• [Goal of the exercise]: Return the listing below in full, with every line exactly as it is.

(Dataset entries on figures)
_ _ _ _ _

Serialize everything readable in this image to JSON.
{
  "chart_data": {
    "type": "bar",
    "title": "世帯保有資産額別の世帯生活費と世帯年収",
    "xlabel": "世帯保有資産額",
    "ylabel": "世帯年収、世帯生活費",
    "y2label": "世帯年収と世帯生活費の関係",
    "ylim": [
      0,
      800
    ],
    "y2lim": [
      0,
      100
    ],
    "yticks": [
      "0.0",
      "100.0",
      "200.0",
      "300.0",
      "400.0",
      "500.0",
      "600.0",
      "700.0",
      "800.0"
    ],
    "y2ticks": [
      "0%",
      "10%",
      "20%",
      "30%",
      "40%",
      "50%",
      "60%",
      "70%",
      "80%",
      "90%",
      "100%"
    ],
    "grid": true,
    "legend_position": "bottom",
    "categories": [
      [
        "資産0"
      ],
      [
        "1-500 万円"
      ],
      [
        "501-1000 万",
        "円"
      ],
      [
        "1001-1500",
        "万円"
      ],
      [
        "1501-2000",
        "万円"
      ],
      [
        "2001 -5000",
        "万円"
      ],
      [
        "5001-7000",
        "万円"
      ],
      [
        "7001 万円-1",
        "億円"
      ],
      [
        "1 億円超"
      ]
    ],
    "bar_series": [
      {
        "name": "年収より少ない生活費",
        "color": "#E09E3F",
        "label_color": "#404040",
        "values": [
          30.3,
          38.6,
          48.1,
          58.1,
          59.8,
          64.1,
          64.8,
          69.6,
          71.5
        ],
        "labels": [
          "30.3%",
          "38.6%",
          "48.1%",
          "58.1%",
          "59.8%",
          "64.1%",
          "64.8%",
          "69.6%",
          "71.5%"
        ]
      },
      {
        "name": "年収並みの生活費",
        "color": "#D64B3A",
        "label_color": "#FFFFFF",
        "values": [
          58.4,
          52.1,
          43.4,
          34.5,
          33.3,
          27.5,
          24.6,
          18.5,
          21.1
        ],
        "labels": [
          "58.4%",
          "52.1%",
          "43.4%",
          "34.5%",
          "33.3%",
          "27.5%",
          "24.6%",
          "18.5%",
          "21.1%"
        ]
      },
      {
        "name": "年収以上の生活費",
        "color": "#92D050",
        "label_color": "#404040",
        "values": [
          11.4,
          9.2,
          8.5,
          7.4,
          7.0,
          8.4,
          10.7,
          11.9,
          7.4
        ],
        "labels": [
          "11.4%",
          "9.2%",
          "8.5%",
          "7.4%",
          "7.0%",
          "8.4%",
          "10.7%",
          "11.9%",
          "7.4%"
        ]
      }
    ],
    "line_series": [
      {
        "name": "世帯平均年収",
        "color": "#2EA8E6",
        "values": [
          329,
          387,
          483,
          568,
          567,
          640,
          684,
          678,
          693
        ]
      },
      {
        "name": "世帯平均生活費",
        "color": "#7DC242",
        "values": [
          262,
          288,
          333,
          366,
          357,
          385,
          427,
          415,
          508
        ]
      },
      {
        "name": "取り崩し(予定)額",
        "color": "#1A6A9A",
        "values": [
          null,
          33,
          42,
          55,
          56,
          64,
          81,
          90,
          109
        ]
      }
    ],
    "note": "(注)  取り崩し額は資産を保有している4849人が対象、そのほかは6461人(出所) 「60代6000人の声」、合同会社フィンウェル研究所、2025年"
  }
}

_ _ _ _ _

• [Output of the task]:
Serialize everything readable in this image to JSON.
{
  "chart_data": {
    "type": "bar",
    "title": "世帯保有資産額別の世帯生活費と世帯年収",
    "xlabel": "世帯保有資産額",
    "ylabel": "世帯年収、世帯生活費",
    "y2label": "世帯年収と世帯生活費の関係",
    "ylim": [
      0,
      800
    ],
    "y2lim": [
      0,
      100
    ],
    "yticks": [
      "0.0",
      "100.0",
      "200.0",
      "300.0",
      "400.0",
      "500.0",
      "600.0",
      "700.0",
      "800.0"
    ],
    "y2ticks": [
      "0%",
      "10%",
      "20%",
      "30%",
      "40%",
      "50%",
      "60%",
      "70%",
      "80%",
      "90%",
      "100%"
    ],
    "grid": true,
    "legend_position": "bottom",
    "categories": [
      [
        "資産0"
      ],
      [
        "1-500 万円"
      ],
      [
        "501-1000 万",
        "円"
      ],
      [
        "1001-1500",
        "万円"
      ],
      [
        "1501-2000",
        "万円"
      ],
      [
        "2001 -5000",
        "万円"
      ],
      [
        "5001-7000",
        "万円"
      ],
      [
        "7001 万円-1",
        "億円"
      ],
      [
        "1 億円超"
      ]
    ],
    "bar_series": [
      {
        "name": "年収より少ない生活費",
        "color": "#E09E3F",
        "label_color": "#404040",
        "values": [
          30.3,
          38.6,
          48.1,
          58.1,
          59.8,
          64.1,
          64.8,
          69.6,
          71.5
        ],
        "labels": [
          "30.3%",
          "38.6%",
          "48.1%",
          "58.1%",
          "59.8%",
          "64.1%",
          "64.8%",
          "69.6%",
          "71.5%"
        ]
      },
      {
        "name": "年収並みの生活費",
        "color": "#D64B3A",
        "label_color": "#FFFFFF",
        "values": [
          58.4,
          52.1,
          43.4,
          34.5,
          33.3,
          27.5,
          24.6,
          18.5,
          21.1
        ],
        "labels": [
          "58.4%",
          "52.1%",
          "43.4%",
          "34.5%",
          "33.3%",
          "27.5%",
          "24.6%",
          "18.5%",
          "21.1%"
        ]
      },
      {
        "name": "年収以上の生活費",
        "color": "#92D050",
        "label_color": "#404040",
        "values": [
          11.4,
          9.2,
          8.5,
          7.4,
          7.0,
          8.4,
          10.7,
          11.9,
          7.4
        ],
        "labels": [
          "11.4%",
          "9.2%",
          "8.5%",
          "7.4%",
          "7.0%",
          "8.4%",
          "10.7%",
          "11.9%",
          "7.4%"
        ]
      }
    ],
    "line_series": [
      {
        "name": "世帯平均年収",
        "color": "#2EA8E6",
        "values": [
          329,
          387,
          483,
          568,
          567,
          640,
          684,
          678,
          693
        ]
      },
      {
        "name": "世帯平均生活費",
        "color": "#7DC242",
        "values": [
          262,
          288,
          333,
          366,
          357,
          385,
          427,
          415,
          508
        ]
      },
      {
        "name": "取り崩し(予定)額",
        "color": "#1A6A9A",
        "values": [
          null,
          33,
          42,
          55,
          56,
          64,
          81,
          90,
          109
        ]
      }
    ],
    "note": "(注)  取り崩し額は資産を保有している4849人が対象、そのほかは6461人(出所) 「60代6000人の声」、合同会社フィンウェル研究所、2025年"
  }
}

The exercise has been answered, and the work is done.